**Given instruction**
Hunt for the word "headers" across the entries below, copying each line that holds it.

**Provided records**
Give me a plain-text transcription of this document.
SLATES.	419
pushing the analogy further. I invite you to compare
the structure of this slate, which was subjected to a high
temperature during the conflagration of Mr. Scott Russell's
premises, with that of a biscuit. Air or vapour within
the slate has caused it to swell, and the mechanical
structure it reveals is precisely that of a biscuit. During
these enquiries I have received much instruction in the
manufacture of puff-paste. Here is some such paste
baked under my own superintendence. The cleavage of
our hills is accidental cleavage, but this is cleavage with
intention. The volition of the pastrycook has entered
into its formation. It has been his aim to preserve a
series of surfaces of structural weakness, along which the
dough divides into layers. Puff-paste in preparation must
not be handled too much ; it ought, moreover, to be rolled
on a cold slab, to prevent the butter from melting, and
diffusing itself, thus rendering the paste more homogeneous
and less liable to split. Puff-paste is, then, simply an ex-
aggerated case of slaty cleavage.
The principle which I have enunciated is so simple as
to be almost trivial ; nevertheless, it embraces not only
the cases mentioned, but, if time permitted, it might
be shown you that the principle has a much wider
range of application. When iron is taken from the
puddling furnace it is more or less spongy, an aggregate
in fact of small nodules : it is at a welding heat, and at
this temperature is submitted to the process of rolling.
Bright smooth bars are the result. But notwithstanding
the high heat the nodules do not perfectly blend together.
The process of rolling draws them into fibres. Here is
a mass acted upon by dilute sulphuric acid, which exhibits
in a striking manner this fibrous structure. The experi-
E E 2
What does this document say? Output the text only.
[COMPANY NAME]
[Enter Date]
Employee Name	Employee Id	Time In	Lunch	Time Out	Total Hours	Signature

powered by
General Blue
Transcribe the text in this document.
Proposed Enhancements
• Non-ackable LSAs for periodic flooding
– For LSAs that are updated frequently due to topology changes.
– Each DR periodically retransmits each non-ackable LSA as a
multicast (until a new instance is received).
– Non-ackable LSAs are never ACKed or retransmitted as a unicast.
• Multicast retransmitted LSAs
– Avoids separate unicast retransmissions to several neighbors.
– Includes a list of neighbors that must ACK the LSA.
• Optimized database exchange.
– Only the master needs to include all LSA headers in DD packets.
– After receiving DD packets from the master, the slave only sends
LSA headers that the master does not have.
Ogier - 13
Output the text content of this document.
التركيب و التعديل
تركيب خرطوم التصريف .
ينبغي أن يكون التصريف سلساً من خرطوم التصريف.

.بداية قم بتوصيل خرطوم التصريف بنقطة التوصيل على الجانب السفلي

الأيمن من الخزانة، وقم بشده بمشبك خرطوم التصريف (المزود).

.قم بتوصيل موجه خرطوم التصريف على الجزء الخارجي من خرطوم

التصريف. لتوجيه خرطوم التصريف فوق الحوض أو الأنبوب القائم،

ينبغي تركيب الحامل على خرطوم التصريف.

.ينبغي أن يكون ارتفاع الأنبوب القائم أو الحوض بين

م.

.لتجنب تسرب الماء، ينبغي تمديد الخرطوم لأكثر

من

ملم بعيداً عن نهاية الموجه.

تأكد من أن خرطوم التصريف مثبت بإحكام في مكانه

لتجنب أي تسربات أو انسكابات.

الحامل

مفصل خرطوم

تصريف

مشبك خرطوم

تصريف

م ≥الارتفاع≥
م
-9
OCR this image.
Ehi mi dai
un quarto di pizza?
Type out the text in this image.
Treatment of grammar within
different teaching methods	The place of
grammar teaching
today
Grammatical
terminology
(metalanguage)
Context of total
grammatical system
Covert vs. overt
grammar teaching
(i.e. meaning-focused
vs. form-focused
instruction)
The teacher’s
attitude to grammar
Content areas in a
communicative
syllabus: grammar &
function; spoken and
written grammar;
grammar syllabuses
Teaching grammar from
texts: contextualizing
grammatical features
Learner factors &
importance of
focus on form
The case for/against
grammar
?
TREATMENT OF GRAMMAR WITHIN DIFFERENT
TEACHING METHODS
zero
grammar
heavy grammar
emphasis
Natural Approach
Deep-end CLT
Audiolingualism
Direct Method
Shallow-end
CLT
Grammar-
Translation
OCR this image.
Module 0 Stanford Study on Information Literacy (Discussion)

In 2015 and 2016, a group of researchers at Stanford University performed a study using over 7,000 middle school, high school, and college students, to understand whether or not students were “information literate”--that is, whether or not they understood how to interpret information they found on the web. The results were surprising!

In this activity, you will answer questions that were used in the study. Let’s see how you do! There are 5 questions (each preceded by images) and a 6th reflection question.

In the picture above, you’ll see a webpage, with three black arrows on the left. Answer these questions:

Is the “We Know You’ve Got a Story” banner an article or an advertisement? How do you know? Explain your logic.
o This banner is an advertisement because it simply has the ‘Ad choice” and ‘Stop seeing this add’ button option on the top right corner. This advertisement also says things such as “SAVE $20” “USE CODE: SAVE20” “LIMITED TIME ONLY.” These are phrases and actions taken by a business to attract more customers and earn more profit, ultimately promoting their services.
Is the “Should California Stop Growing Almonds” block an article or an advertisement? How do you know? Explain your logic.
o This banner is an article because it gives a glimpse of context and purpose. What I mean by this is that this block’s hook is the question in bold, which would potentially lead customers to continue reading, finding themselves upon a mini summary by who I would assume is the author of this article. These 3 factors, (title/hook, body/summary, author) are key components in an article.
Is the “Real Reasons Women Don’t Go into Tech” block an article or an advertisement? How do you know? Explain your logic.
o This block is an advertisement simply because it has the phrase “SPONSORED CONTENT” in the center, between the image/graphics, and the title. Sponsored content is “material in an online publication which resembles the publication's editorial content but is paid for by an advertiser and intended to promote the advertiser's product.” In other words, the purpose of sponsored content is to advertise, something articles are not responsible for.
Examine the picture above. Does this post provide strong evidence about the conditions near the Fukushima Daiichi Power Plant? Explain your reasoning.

**Expected answer**
– Only the master needs to include all LSA headers in DD packets.
LSA headers that the master does not have.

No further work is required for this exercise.